A block of data:
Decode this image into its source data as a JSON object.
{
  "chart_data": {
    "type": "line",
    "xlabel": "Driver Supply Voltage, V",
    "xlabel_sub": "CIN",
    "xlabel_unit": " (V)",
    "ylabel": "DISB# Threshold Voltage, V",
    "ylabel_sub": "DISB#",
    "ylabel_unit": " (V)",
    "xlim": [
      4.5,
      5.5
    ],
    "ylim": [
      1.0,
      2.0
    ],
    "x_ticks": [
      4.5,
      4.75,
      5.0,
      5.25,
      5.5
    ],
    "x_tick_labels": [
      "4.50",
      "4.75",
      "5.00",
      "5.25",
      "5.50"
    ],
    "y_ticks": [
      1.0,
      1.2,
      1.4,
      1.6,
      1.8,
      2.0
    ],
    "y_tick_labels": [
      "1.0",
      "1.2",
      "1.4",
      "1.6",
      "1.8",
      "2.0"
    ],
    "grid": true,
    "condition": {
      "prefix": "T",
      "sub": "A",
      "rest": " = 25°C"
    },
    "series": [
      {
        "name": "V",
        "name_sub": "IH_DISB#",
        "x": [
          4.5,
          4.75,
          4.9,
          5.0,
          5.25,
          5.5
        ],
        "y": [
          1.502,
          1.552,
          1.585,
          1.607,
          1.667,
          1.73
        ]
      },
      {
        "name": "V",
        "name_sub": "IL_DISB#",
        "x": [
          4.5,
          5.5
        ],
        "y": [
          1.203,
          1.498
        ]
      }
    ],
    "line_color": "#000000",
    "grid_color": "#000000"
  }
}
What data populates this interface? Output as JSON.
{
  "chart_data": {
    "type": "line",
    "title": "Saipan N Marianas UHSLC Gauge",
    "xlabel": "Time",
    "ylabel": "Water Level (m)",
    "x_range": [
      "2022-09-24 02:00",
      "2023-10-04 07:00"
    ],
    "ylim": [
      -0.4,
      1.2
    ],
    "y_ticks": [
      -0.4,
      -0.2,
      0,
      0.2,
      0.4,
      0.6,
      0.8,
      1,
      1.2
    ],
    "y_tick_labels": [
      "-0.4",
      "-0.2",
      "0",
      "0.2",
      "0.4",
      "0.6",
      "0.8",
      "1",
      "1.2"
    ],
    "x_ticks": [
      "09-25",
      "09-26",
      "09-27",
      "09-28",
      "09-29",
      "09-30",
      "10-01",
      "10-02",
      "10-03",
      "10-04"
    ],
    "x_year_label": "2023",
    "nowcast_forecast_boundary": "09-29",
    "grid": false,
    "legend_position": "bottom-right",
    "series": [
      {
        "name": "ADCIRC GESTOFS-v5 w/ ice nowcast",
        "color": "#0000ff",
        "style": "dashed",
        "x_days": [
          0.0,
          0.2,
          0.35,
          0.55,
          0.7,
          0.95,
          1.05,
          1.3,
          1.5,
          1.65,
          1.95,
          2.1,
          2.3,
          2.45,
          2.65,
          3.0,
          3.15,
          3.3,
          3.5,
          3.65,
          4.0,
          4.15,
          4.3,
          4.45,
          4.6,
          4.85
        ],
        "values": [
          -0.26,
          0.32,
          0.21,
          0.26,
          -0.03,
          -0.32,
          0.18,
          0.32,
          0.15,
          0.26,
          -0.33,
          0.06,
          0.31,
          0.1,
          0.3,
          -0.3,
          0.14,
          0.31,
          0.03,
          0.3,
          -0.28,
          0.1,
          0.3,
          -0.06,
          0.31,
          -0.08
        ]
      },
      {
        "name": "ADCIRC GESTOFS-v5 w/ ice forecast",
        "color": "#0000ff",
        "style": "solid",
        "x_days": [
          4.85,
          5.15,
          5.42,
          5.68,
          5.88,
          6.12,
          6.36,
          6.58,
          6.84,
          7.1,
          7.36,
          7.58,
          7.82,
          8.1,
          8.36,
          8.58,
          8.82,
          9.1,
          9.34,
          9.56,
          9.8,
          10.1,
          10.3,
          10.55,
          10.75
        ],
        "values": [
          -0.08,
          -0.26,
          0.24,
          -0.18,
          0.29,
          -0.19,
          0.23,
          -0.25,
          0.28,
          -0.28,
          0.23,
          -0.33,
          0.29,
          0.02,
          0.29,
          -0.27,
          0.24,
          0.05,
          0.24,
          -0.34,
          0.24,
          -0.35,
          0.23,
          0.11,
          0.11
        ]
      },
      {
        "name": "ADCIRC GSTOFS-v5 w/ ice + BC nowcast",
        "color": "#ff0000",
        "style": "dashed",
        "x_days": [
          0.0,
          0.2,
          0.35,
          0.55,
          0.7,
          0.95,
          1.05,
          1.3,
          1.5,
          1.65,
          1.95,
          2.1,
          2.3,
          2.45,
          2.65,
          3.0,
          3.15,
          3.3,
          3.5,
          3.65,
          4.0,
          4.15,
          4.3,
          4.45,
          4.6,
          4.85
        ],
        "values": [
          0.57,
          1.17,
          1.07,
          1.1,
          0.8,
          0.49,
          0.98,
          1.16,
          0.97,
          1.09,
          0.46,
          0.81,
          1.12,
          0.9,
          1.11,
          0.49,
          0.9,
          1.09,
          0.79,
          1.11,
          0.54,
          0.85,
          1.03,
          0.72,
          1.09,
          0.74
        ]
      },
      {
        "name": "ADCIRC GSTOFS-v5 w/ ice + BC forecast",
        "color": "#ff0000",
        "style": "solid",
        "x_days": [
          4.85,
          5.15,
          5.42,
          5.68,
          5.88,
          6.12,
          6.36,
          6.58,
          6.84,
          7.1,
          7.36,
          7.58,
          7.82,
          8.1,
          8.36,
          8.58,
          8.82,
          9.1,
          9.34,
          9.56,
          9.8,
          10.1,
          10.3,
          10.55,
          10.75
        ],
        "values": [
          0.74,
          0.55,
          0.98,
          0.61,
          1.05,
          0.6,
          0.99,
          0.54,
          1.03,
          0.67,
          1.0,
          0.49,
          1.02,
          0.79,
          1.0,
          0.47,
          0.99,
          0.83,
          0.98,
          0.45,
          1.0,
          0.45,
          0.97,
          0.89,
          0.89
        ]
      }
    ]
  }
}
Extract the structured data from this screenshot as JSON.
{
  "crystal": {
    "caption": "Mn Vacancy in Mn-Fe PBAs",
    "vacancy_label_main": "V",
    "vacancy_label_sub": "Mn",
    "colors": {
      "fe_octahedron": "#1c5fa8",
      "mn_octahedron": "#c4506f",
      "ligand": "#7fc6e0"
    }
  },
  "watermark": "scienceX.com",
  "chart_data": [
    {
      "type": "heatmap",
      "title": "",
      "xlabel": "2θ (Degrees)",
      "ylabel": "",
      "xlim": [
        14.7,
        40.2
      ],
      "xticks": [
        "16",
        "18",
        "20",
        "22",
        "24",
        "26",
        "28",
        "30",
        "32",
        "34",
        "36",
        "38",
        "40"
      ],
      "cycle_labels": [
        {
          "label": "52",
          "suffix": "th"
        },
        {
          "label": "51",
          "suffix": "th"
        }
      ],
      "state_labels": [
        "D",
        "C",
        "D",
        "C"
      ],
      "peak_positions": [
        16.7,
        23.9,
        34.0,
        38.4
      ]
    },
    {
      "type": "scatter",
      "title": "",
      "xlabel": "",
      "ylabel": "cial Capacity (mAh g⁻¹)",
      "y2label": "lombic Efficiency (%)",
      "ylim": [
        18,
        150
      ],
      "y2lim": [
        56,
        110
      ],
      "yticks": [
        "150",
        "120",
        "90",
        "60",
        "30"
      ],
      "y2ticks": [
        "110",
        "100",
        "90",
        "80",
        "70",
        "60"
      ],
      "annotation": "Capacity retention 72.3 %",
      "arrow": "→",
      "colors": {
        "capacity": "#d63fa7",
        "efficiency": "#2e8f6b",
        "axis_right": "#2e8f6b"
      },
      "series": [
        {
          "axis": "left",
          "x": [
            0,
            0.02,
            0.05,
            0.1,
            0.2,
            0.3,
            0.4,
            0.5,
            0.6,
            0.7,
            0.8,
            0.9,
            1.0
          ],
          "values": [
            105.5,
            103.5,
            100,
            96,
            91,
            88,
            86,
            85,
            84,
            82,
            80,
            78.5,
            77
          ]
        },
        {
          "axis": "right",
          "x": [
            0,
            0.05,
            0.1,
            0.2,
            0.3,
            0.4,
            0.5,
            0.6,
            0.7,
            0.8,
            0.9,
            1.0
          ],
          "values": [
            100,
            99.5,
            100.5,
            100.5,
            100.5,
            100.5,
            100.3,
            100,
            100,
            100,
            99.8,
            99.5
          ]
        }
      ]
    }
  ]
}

### WRITTEN EXERCISE
Copy each line that contains the word "JSON".

### FULL ANSWER
Decode this image into its source data as a JSON object.
What data populates this interface? Output as JSON.
Extract the structured data from this screenshot as JSON.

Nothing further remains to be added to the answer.